-- Direction --
All lines in which the word "with" occurs are to be extracted.

-- Data to use --
* START *

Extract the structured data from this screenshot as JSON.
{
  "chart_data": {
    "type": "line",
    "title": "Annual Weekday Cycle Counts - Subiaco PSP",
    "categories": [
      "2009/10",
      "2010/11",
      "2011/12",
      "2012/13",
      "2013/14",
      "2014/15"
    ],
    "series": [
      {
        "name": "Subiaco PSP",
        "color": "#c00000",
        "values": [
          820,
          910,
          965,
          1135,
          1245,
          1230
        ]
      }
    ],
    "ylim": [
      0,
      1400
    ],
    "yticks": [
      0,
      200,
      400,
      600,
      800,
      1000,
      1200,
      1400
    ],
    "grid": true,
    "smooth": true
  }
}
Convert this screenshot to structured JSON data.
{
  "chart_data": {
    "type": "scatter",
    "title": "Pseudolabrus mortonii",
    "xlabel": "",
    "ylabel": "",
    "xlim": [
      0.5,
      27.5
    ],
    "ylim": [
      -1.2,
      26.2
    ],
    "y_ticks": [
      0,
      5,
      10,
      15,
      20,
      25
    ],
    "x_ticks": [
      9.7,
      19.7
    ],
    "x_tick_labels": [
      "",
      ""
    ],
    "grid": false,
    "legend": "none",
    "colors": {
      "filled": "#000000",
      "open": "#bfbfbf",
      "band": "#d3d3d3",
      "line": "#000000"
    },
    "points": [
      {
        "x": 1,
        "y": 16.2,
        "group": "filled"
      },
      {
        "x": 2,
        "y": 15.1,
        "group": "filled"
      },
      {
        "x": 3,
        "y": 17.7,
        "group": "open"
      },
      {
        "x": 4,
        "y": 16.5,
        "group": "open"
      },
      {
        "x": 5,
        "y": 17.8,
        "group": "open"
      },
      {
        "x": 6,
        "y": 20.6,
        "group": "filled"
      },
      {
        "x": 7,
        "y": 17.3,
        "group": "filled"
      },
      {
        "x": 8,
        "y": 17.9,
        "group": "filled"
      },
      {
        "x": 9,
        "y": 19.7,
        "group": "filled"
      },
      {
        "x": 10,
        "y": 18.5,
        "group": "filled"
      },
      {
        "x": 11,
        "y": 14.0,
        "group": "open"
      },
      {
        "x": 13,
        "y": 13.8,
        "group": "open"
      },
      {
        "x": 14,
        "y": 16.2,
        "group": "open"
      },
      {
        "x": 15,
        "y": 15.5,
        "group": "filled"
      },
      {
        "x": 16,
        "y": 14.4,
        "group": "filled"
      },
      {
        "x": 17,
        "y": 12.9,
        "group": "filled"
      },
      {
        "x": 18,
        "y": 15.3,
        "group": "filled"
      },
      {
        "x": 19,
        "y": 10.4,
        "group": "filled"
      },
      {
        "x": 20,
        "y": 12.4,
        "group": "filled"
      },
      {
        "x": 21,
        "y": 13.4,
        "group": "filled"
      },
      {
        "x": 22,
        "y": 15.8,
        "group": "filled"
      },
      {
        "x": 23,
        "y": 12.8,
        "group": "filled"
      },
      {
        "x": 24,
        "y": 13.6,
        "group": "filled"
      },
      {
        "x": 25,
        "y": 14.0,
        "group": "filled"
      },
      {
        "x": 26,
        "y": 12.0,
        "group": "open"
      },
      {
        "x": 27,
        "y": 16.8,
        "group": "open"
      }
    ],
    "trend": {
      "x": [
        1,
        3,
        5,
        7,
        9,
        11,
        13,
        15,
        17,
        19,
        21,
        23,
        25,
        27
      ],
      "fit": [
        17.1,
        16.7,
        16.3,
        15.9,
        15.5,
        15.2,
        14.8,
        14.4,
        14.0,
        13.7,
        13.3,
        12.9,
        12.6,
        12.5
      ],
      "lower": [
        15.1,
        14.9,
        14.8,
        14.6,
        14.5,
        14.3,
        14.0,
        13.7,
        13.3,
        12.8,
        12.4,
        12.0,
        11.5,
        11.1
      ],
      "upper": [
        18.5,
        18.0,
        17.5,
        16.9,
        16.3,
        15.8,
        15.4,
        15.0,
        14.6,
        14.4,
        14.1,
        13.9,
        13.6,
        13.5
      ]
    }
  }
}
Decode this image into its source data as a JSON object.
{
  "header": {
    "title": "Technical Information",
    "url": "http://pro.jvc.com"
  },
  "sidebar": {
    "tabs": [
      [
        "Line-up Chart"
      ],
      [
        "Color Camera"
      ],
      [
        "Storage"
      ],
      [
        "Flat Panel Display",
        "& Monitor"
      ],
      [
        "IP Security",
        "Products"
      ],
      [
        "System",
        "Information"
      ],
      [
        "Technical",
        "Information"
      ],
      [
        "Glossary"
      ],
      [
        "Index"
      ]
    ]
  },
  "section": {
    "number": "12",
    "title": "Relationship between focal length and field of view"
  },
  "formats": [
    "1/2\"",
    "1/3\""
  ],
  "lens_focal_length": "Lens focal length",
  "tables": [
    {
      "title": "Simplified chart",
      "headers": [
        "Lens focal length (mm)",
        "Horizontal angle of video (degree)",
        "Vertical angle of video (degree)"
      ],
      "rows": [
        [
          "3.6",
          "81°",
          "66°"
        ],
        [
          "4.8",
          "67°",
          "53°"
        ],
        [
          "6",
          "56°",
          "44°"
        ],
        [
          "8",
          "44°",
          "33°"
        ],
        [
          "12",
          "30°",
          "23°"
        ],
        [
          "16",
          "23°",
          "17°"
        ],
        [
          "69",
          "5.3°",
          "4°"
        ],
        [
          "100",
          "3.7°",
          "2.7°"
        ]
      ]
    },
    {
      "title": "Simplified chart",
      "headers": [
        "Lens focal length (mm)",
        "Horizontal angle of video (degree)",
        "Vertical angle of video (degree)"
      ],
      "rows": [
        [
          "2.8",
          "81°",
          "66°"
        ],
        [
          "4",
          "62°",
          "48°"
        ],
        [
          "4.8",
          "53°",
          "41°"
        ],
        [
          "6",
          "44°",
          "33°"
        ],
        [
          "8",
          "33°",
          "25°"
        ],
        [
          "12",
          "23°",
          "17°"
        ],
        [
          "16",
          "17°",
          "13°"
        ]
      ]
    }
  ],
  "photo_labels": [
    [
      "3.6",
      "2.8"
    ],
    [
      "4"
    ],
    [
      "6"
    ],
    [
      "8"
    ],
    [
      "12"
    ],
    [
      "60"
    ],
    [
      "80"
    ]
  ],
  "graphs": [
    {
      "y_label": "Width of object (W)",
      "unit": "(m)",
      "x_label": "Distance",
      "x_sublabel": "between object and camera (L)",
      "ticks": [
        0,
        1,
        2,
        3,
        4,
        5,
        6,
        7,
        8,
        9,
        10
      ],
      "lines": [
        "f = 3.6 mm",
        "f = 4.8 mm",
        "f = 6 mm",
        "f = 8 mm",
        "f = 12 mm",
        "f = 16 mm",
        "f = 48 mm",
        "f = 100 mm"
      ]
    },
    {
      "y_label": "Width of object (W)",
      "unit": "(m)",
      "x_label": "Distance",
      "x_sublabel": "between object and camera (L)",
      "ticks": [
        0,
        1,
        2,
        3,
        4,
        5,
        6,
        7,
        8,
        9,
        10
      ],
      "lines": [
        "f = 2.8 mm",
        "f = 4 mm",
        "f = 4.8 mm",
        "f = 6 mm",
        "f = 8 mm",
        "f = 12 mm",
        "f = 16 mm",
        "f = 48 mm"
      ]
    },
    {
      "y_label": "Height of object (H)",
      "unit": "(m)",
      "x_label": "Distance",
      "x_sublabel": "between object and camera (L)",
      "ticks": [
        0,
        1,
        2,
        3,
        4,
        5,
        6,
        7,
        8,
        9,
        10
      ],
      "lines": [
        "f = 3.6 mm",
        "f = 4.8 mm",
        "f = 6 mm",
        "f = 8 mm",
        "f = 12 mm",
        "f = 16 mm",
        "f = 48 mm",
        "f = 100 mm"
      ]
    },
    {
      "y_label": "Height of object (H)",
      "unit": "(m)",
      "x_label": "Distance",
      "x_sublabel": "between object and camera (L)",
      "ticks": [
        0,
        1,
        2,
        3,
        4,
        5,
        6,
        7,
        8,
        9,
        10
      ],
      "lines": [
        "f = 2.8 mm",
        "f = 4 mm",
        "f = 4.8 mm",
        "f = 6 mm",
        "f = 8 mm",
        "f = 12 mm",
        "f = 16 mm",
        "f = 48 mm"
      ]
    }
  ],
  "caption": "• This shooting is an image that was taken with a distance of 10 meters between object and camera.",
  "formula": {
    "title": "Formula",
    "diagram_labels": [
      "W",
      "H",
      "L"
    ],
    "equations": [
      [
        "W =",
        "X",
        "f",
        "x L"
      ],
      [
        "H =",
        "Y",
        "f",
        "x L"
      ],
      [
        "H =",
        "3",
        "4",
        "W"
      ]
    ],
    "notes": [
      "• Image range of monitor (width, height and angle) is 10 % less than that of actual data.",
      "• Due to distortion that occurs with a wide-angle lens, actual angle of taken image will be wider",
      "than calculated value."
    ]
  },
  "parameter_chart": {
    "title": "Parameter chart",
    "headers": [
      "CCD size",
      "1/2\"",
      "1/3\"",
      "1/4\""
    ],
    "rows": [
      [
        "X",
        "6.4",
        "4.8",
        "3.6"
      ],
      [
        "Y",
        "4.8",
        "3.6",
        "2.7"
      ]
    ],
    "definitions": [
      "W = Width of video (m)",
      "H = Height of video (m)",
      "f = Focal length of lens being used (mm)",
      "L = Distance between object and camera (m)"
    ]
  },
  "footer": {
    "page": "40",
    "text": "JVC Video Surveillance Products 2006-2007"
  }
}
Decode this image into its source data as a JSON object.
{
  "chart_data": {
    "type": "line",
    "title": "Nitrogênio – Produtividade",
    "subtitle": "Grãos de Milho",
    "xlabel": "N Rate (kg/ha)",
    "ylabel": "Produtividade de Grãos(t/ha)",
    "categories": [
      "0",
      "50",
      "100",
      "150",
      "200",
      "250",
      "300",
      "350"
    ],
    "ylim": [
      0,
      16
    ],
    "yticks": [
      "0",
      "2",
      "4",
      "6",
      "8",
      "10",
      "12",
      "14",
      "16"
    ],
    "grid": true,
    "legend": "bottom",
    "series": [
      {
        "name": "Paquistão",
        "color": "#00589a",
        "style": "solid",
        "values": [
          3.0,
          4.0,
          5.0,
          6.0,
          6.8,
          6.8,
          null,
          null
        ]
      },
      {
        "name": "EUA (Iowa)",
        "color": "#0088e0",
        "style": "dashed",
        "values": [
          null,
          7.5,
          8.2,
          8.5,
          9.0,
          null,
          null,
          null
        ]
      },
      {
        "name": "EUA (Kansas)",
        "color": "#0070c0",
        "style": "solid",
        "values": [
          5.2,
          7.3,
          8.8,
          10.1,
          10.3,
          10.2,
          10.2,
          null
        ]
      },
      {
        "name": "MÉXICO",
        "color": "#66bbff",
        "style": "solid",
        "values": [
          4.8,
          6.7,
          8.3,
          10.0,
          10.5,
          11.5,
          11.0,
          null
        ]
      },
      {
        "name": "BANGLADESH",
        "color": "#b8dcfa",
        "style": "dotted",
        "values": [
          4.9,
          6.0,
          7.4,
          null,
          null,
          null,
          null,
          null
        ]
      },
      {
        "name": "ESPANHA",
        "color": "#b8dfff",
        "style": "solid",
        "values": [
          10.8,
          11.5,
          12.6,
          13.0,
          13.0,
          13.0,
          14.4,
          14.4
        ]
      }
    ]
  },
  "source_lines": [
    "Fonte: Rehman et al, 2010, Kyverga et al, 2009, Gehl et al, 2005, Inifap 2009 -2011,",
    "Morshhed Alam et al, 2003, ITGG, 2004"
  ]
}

* END *

-- Solved problem --
  "caption": "• This shooting is an image that was taken with a distance of 10 meters between object and camera.",
      "• Due to distortion that occurs with a wide-angle lens, actual angle of taken image will be wider",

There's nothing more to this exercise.